## start Records for the task

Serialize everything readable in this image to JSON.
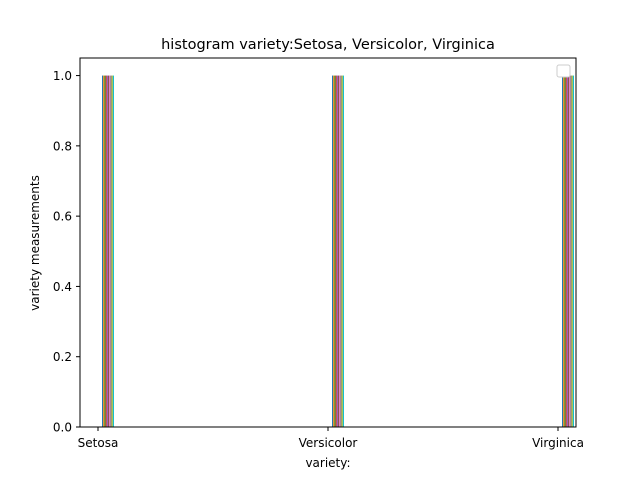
{
  "chart_data": {
    "type": "bar",
    "title": "histogram variety:Setosa, Versicolor, Virginica",
    "xlabel": "variety:",
    "ylabel": "variety measurements",
    "categories": [
      "Setosa",
      "Versicolor",
      "Virginica"
    ],
    "ylim": [
      0,
      1.05
    ],
    "yticks": [
      "0.0",
      "0.2",
      "0.4",
      "0.6",
      "0.8",
      "1.0"
    ],
    "grid": false,
    "legend": "top-right (empty)",
    "series": [
      {
        "color": "#1f77b4",
        "values": [
          1,
          1,
          1
        ]
      },
      {
        "color": "#ff7f0e",
        "values": [
          1,
          1,
          1
        ]
      },
      {
        "color": "#2ca02c",
        "values": [
          1,
          1,
          1
        ]
      },
      {
        "color": "#d62728",
        "values": [
          1,
          1,
          1
        ]
      },
      {
        "color": "#9467bd",
        "values": [
          1,
          1,
          1
        ]
      },
      {
        "color": "#8c564b",
        "values": [
          1,
          1,
          1
        ]
      },
      {
        "color": "#e377c2",
        "values": [
          1,
          1,
          1
        ]
      },
      {
        "color": "#7f7f7f",
        "values": [
          1,
          1,
          1
        ]
      },
      {
        "color": "#bcbd22",
        "values": [
          1,
          1,
          1
        ]
      },
      {
        "color": "#17becf",
        "values": [
          1,
          1,
          1
        ]
      }
    ]
  }
}
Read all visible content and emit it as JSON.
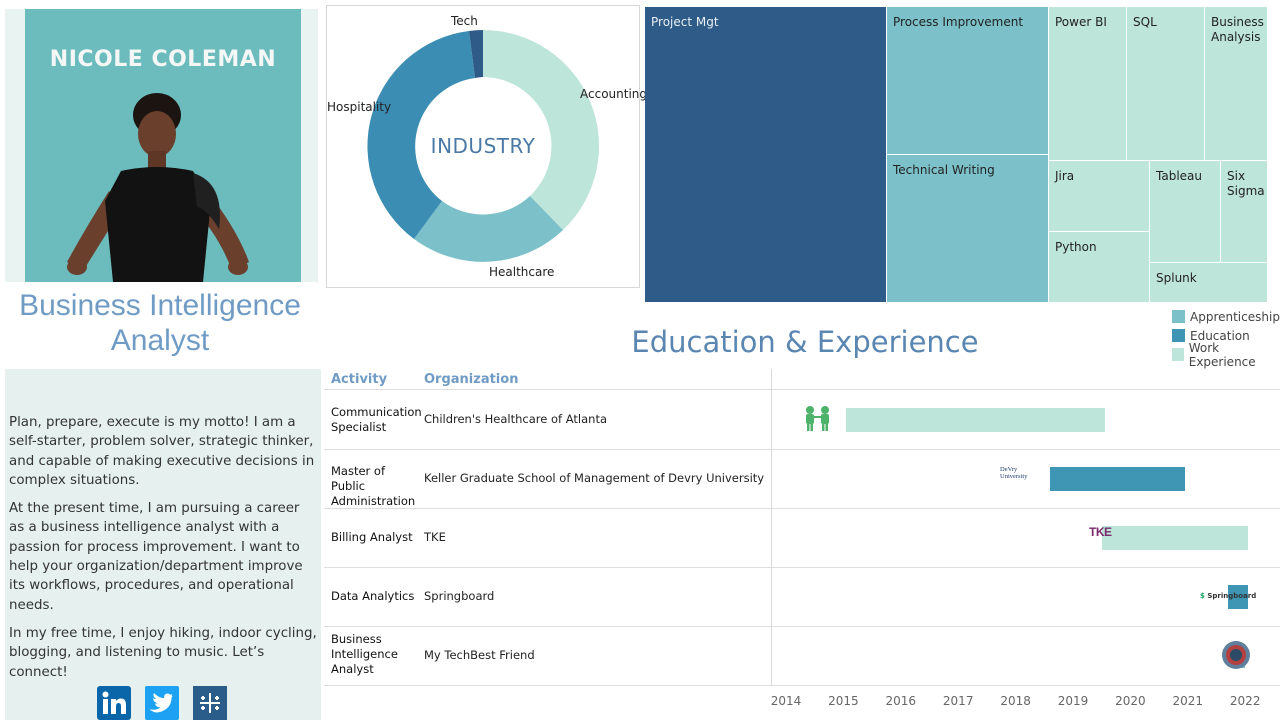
{
  "profile": {
    "name": "NICOLE COLEMAN",
    "job_title_line1": "Business Intelligence",
    "job_title_line2": "Analyst",
    "bio": [
      "Plan, prepare, execute is my motto! I am a self-starter, problem solver, strategic thinker, and capable of making executive decisions in complex situations.",
      "At the present time, I am pursuing a career as a business intelligence analyst with a passion for process improvement. I want to help your organization/department improve its workflows, procedures, and operational needs.",
      "In my free time, I enjoy hiking, indoor cycling, blogging, and listening to music. Let’s connect!"
    ],
    "social": [
      "linkedin-icon",
      "twitter-icon",
      "tableau-icon"
    ]
  },
  "industry": {
    "center_label": "INDUSTRY",
    "labels": {
      "tech": "Tech",
      "accounting": "Accounting",
      "hospitality": "Hospitality",
      "healthcare": "Healthcare"
    }
  },
  "treemap": {
    "items": [
      "Project Mgt",
      "Process Improvement",
      "Technical Writing",
      "Power BI",
      "SQL",
      "Business Analysis",
      "Jira",
      "Tableau",
      "Six Sigma",
      "Python",
      "Splunk"
    ]
  },
  "legend": {
    "items": [
      {
        "label": "Apprenticeship",
        "color": "#7cc1ca"
      },
      {
        "label": "Education",
        "color": "#3e95b4"
      },
      {
        "label": "Work Experience",
        "color": "#bde5da"
      }
    ]
  },
  "section_title": "Education & Experience",
  "timeline": {
    "headers": {
      "activity": "Activity",
      "organization": "Organization"
    },
    "axis_years": [
      "2014",
      "2015",
      "2016",
      "2017",
      "2018",
      "2019",
      "2020",
      "2021",
      "2022"
    ],
    "rows": [
      {
        "activity": "Communication Specialist",
        "organization": "Children's Healthcare of Atlanta",
        "type": "Work Experience",
        "start": 2015.05,
        "end": 2019.55,
        "logo": "healthcare-logo-icon"
      },
      {
        "activity": "Master of Public Administration",
        "organization": "Keller Graduate School of Management of Devry University",
        "type": "Education",
        "start": 2018.6,
        "end": 2020.95,
        "logo": "devry-logo-icon",
        "logo_text": "DeVry University"
      },
      {
        "activity": "Billing Analyst",
        "organization": "TKE",
        "type": "Work Experience",
        "start": 2019.5,
        "end": 2022.05,
        "logo": "tke-logo-icon",
        "logo_text": "TKE"
      },
      {
        "activity": "Data Analytics",
        "organization": "Springboard",
        "type": "Education",
        "start": 2021.7,
        "end": 2022.05,
        "logo": "springboard-logo-icon",
        "logo_text": "Springboard"
      },
      {
        "activity": "Business Intelligence Analyst",
        "organization": "My TechBest Friend",
        "type": "Apprenticeship",
        "start": 2021.75,
        "end": 2022.0,
        "logo": "techbest-logo-icon"
      }
    ]
  },
  "colors": {
    "primary_blue": "#2e5b87",
    "mid_teal": "#3e95b4",
    "light_teal": "#7cc1ca",
    "pale_teal": "#bde5da",
    "title_blue": "#6f9bc4"
  }
}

## end Records for the task

Given instruction. Select every line in the records above that contains the word "Apprenticeship".

Task result.
        "label": "Apprenticeship",
        "type": "Apprenticeship",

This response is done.